------ The records ------

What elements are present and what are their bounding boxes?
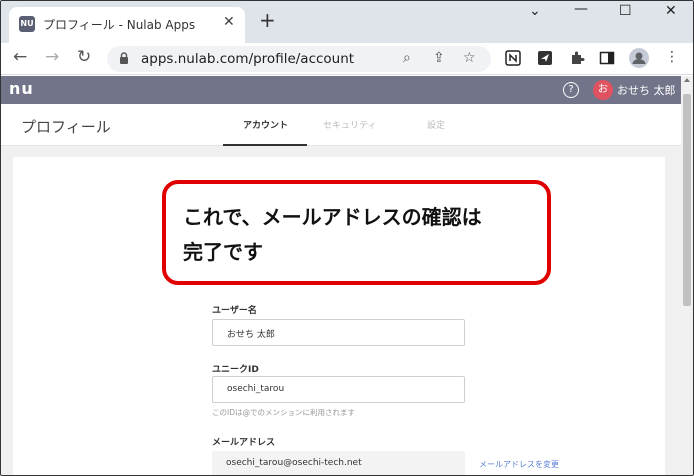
minimize-icon[interactable]: — (574, 1, 588, 17)
unique-id-field[interactable]: osechi_tarou (212, 376, 465, 403)
username-field[interactable]: おせち 太郎 (212, 319, 465, 346)
page-header: プロフィール アカウント セキュリティ 設定 (1, 104, 681, 146)
back-icon[interactable]: ← (13, 47, 27, 67)
help-icon[interactable]: ? (563, 82, 579, 98)
new-tab-icon[interactable]: + (259, 10, 276, 30)
callout-line-1: これで、メールアドレスの確認は (183, 205, 482, 229)
tab-title: プロフィール - Nulab Apps (43, 18, 196, 32)
callout-text: これで、メールアドレスの確認は 完了です (183, 200, 543, 270)
address-bar[interactable]: apps.nulab.com/profile/account ⌕ ⇪ ☆ (107, 46, 491, 72)
email-label: メールアドレス (212, 438, 276, 448)
browser-tab[interactable]: NU プロフィール - Nulab Apps ✕ (9, 7, 245, 43)
url-text[interactable]: apps.nulab.com/profile/account (141, 51, 354, 67)
close-window-icon[interactable]: ✕ (665, 3, 677, 19)
profile-icon[interactable] (629, 48, 649, 68)
email-value: osechi_tarou@osechi-tech.net (226, 458, 362, 468)
scrollbar[interactable] (681, 76, 693, 475)
share-icon[interactable]: ⇪ (433, 50, 445, 66)
unique-id-value: osechi_tarou (227, 384, 285, 394)
callout-box: これで、メールアドレスの確認は 完了です (162, 180, 551, 285)
tab-security[interactable]: セキュリティ (323, 118, 376, 131)
avatar[interactable]: お (593, 80, 613, 100)
page-title: プロフィール (21, 118, 111, 136)
user-name[interactable]: おせち 太郎 (617, 82, 676, 98)
sidepanel-icon[interactable] (599, 50, 615, 66)
zoom-icon[interactable]: ⌕ (403, 50, 411, 66)
callout-line-2: 完了です (183, 240, 263, 264)
forward-icon[interactable]: → (45, 47, 59, 67)
scroll-thumb[interactable] (683, 94, 691, 306)
tab-search-chevron-icon[interactable]: ⌄ (529, 3, 541, 19)
reload-icon[interactable]: ↻ (77, 47, 91, 67)
lock-icon (120, 52, 128, 64)
maximize-icon[interactable]: ☐ (619, 3, 632, 19)
scroll-up-arrow-icon[interactable] (684, 78, 690, 82)
menu-icon[interactable]: ⋮ (665, 49, 679, 65)
send-icon[interactable] (537, 50, 553, 66)
notion-icon[interactable] (505, 50, 521, 66)
star-icon[interactable]: ☆ (463, 50, 476, 66)
browser-titlebar: NU プロフィール - Nulab Apps ✕ + ⌄ — ☐ ✕ (1, 1, 693, 43)
unique-id-hint: このIDは@でのメンションに利用されます (212, 408, 355, 417)
nulab-logo[interactable]: nu (9, 79, 34, 98)
browser-toolbar: ← → ↻ apps.nulab.com/profile/account ⌕ ⇪… (1, 43, 693, 75)
puzzle-icon[interactable] (569, 50, 585, 66)
app-header: nu ? お おせち 太郎 (1, 76, 681, 104)
tab-settings[interactable]: 設定 (427, 118, 445, 131)
username-value: おせち 太郎 (227, 330, 275, 340)
change-email-link[interactable]: メールアドレスを変更 (479, 459, 559, 470)
unique-id-label: ユニークID (212, 365, 259, 375)
browser-window: NU プロフィール - Nulab Apps ✕ + ⌄ — ☐ ✕ ← → ↻… (0, 0, 694, 476)
tab-account[interactable]: アカウント (243, 118, 288, 131)
nulab-favicon-icon: NU (19, 16, 35, 32)
username-label: ユーザー名 (212, 306, 257, 316)
close-tab-icon[interactable]: ✕ (223, 14, 235, 30)
email-field: osechi_tarou@osechi-tech.net (212, 451, 465, 475)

------

**Problem to work on:** Gather every line of the records above that contains the string "text", copying each one in full.

**Worked solution:**
callout-text: これで、メールアドレスの確認は 完了です (183, 200, 543, 270)
url-text[interactable]: apps.nulab.com/profile/account (141, 51, 354, 67)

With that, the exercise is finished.